### Stated problem A
In the forum thread below, how many times larger is the radius of circle B than the radius of circle A?

Title: Short puzzle, just for fun.
Post by: Eternal Student on 17/01/2024 18:57:59
Hi.

   Who doesn't love a short puzzle?    [Approximate time:  4 minutes,  Calculators and Google allowed].

    Suppose you have a rope that was long enough, while on the ground, to go around the circumference of the earth but there was only a few metres to spare.
   Now lift the rope 1 metre above the ground everywhere.  How much extra rope would you need to go around the earth?

[You can ignore hills and velleys and assume the earth is a sphere.   You can look up whatever else you may want.]

(https://encrypted-tbn0.gstatic.com/images?q=tbn:ANd9GcSQTU3H504hnq3N66wNAGkPmhAIEmi9tchEXA&usqp=CAU)

Best Wishes.
Title: Re: Short puzzle, just for fun.
Post by: Halc on 17/01/2024 19:04:05
Now lift the rope 1 metre above the ground everywhere.  How much extra rope would you need to go around the earth
Spoiler: show
Not a function of what it goes around, so same answer as going around a point: 2π meters.


Not entirely intuitive, but quickly worked out. It's also an old problem I've seem many times before.
Title: Re: Short puzzle, just for fun.
Post by: paul cotter on 17/01/2024 19:53:27
Yep, seen that before. I did not believe it until I worked it out myself. 2pi(r+1)-2pir=2pi
Title: Re: Short puzzle, just for fun.
Post by: Eternal Student on 17/01/2024 20:11:23
Hi.
    That was a fast reply @Halc   and  @paul cotter .

   It is an old puzzle.   Making up new puzzles is difficult.   A good puzzle has something in it that seems relevant like planet earth or a fluffy cat and still doesn't take an entire page to describe.
   The only thing this puzzle lacks is political correctness.   You don't have to assume the earth is a sphere.  If it's a plane with air on one or both both sides, you need less rope.

Best Wishes.
Title: Re: Short puzzle, just for fun.
Post by: paul cotter on 18/01/2024 09:08:27
A fast reply=boredom. Despite my advanced age I have no bodily complaints except one-sensitivity to cold. It is way too cold in my workshop/lab/mancave to do anything at all. Similarly in the garden. I really should be hibernating. PS: a belated happy new year to Eternal Student, Halc and the rest of the gang.
Title: Re: Short puzzle, just for fun.
Post by: Eternal Student on 28/01/2024 20:26:38
Hi.

    Here's another short puzzle because there isn't always a lot for you (the reader) to do in a forum post.   This one has also been tried and tested.   It's short to describe and shouldn't take all day.

Consider two circles, A and B.   Circle B has four times the radius of circle A.

(https://mindyourdecisions.com/blog/wp-content/uploads/2015/07/circle-rotation.png)

### Items
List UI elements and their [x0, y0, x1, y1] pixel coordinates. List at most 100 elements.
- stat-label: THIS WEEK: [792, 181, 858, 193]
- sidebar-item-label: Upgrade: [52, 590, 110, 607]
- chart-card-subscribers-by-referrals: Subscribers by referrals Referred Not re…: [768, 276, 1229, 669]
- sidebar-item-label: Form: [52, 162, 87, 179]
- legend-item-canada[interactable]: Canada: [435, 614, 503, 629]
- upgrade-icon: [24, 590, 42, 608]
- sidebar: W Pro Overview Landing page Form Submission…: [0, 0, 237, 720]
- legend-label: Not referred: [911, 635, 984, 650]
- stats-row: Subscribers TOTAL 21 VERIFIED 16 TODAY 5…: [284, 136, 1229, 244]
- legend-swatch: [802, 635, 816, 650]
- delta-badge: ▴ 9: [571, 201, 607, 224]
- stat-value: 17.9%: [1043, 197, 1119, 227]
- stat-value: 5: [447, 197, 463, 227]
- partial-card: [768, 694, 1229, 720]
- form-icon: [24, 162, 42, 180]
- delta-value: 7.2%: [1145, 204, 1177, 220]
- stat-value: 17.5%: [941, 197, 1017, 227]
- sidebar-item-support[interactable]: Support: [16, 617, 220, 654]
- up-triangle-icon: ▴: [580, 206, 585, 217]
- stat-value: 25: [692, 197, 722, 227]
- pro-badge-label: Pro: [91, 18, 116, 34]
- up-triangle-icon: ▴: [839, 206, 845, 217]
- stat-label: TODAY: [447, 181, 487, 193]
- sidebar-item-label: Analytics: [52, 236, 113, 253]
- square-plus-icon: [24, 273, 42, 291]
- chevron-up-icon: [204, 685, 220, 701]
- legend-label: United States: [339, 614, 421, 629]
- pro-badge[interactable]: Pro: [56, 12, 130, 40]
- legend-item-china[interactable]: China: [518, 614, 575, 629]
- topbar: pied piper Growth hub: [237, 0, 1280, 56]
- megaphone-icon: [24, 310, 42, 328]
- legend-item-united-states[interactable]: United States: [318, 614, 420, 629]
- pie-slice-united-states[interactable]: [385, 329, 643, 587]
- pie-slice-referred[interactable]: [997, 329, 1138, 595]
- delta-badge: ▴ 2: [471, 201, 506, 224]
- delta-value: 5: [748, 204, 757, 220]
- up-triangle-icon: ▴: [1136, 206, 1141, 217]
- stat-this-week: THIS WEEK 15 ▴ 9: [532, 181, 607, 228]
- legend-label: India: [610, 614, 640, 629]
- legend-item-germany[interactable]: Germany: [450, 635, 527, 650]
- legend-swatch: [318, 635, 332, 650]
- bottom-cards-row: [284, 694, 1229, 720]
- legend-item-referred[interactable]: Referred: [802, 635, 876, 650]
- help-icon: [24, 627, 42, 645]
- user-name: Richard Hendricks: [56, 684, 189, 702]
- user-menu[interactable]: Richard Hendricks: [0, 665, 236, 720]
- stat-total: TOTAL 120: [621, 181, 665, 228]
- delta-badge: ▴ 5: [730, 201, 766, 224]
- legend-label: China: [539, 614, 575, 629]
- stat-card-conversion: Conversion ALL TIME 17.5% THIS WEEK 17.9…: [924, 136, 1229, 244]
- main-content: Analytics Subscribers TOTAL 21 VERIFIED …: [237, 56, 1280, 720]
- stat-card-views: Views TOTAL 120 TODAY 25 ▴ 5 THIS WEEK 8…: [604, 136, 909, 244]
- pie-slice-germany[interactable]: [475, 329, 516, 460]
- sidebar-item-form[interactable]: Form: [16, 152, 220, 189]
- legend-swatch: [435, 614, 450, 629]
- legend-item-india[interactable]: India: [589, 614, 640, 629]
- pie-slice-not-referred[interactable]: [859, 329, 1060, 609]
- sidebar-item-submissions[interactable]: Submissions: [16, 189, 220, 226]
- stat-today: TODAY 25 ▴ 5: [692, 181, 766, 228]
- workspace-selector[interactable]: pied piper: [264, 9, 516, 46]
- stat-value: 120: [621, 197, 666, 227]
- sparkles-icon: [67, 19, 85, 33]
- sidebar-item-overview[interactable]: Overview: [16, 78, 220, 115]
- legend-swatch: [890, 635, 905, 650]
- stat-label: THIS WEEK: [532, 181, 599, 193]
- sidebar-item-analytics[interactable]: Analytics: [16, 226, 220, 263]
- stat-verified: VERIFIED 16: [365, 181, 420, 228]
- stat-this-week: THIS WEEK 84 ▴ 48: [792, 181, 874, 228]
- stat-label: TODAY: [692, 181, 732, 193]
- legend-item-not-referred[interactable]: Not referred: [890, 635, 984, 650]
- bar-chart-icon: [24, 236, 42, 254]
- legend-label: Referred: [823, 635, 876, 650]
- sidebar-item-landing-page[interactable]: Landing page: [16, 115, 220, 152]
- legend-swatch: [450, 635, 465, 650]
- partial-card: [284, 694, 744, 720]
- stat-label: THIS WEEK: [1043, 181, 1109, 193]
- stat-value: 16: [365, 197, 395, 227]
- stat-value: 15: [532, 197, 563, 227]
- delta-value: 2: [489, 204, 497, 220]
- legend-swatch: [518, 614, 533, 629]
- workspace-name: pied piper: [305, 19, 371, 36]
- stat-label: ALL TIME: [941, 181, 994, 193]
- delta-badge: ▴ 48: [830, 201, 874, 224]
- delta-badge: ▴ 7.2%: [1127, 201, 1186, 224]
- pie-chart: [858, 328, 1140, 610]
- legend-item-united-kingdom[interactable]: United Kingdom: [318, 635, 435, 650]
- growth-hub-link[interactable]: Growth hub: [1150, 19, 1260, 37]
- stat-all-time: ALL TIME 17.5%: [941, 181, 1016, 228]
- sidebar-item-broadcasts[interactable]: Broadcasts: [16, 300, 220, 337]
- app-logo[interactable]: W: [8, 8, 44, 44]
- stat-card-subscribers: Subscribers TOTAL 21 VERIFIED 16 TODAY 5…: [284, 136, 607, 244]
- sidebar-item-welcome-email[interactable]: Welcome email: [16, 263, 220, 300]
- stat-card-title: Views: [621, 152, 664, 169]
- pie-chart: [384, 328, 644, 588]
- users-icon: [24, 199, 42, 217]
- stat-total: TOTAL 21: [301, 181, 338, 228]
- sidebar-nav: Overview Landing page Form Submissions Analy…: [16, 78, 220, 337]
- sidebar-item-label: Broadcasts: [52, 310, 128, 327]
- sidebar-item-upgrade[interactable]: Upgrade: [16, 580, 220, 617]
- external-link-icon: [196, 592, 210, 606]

### Stated problem B
Report every line of the entries above that contains the string "pied".

### Response A
Circle B has four times the radius of circle A.

### Response B
- topbar: pied piper Growth hub: [237, 0, 1280, 56]
- workspace-selector[interactable]: pied piper: [264, 9, 516, 46]
- workspace-name: pied piper: [305, 19, 371, 36]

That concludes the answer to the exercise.